» Problem
Only the number is needed: how many lines contain the word "Allow"?

[start Provided information]

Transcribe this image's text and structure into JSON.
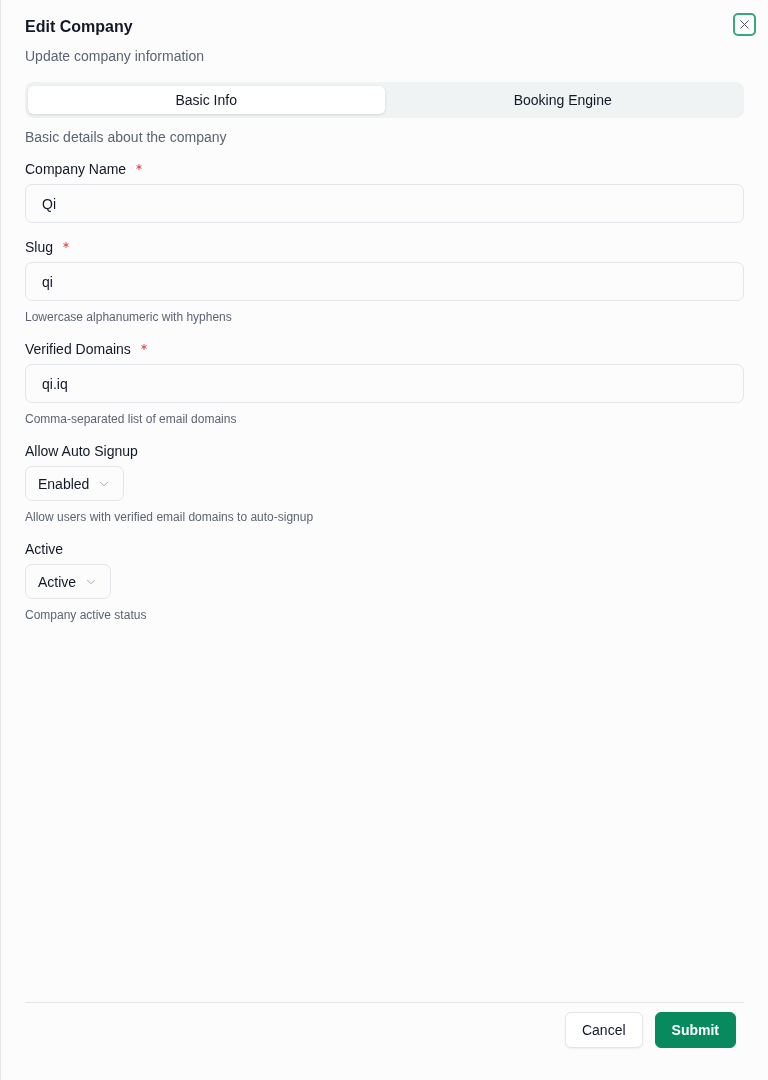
{
  "dialog": {
    "title": "Edit Company",
    "subtitle": "Update company information",
    "close_button": {
      "focused": true
    }
  },
  "tabs": [
    {
      "label": "Basic Info",
      "selected": true
    },
    {
      "label": "Booking Engine",
      "selected": false
    }
  ],
  "section_description": "Basic details about the company",
  "fields": [
    {
      "kind": "text",
      "label": "Company Name",
      "required": true,
      "value": "Qi"
    },
    {
      "kind": "text",
      "label": "Slug",
      "required": true,
      "value": "qi",
      "help": "Lowercase alphanumeric with hyphens"
    },
    {
      "kind": "text",
      "label": "Verified Domains",
      "required": true,
      "value": "qi.iq",
      "help": "Comma-separated list of email domains"
    },
    {
      "kind": "select",
      "label": "Allow Auto Signup",
      "value": "Enabled",
      "help": "Allow users with verified email domains to auto-signup"
    },
    {
      "kind": "select",
      "label": "Active",
      "value": "Active",
      "help": "Company active status"
    }
  ],
  "footer": {
    "buttons": [
      {
        "label": "Cancel",
        "kind": "secondary"
      },
      {
        "label": "Submit",
        "kind": "primary"
      }
    ]
  }
}
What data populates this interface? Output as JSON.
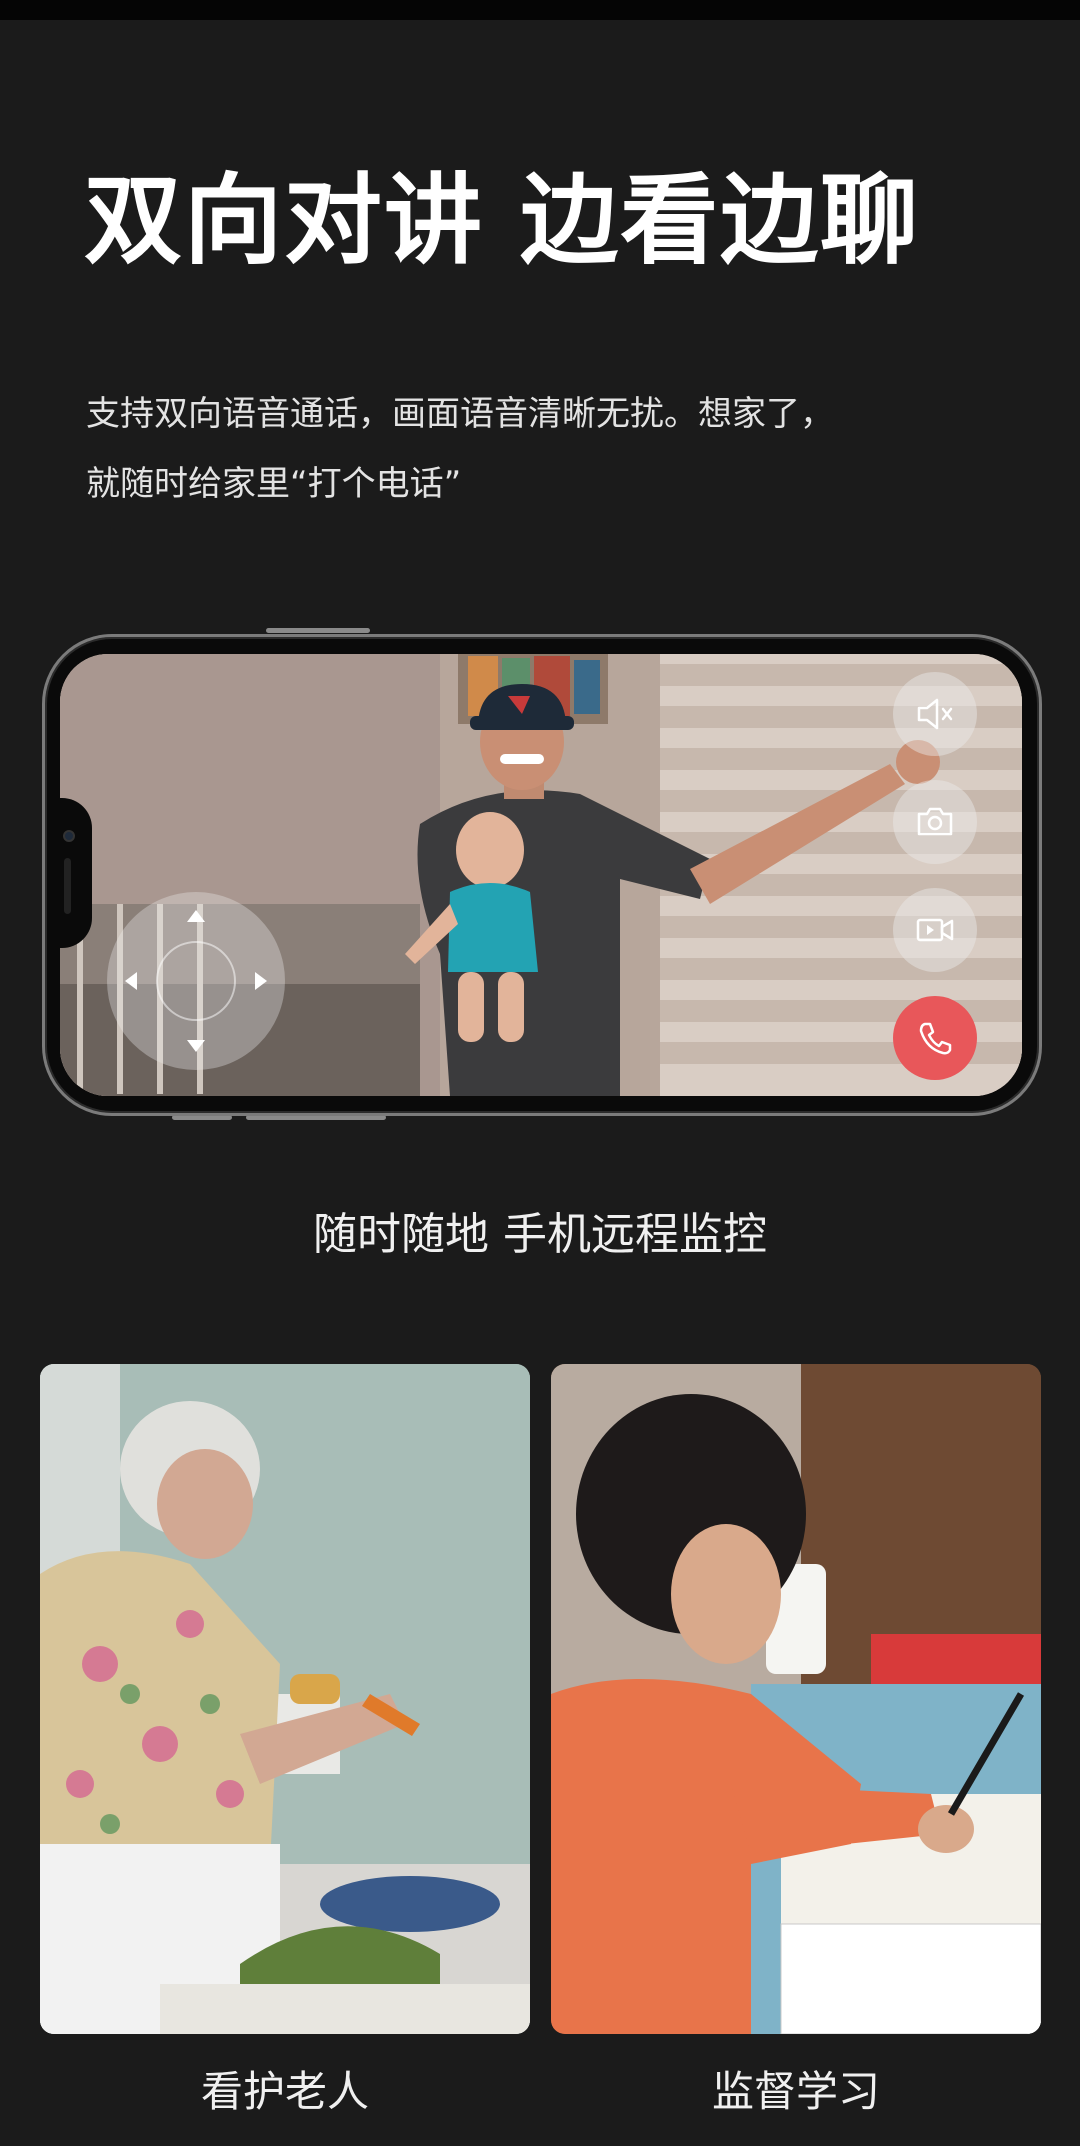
{
  "headline": "双向对讲 边看边聊",
  "description": {
    "line1": "支持双向语音通话，画面语音清晰无扰。想家了，",
    "line2": "就随时给家里“打个电话”"
  },
  "phone_controls": {
    "buttons": [
      {
        "name": "mute",
        "icon": "speaker-mute-icon"
      },
      {
        "name": "snapshot",
        "icon": "camera-icon"
      },
      {
        "name": "record",
        "icon": "video-record-icon"
      },
      {
        "name": "call",
        "icon": "phone-call-icon"
      }
    ],
    "call_button_color": "#e8575a",
    "dpad_icon": "direction-pad-icon"
  },
  "main_caption": "随时随地 手机远程监控",
  "features": [
    {
      "label": "看护老人"
    },
    {
      "label": "监督学习"
    }
  ]
}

[end Provided information]

» Finished answer
2